───── Record excerpts

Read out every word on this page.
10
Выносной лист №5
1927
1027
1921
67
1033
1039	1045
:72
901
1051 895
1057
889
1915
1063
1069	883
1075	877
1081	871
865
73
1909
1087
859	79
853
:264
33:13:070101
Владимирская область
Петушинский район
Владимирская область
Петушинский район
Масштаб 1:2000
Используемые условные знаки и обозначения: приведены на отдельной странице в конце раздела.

──────────

● **Exercise brief**
Take the entries above and transcribe them exactly.

● **Correct output**
Read out every word on this page.
10
Выносной лист №5
1927
1027
1921
67
1033
1039	1045
:72
901
1051 895
1057
889
1915
1063
1069	883
1075	877
1081	871
865
73
1909
1087
859	79
853
:264
33:13:070101
Владимирская область
Петушинский район
Владимирская область
Петушинский район
Масштаб 1:2000
Используемые условные знаки и обозначения: приведены на отдельной странице в конце раздела.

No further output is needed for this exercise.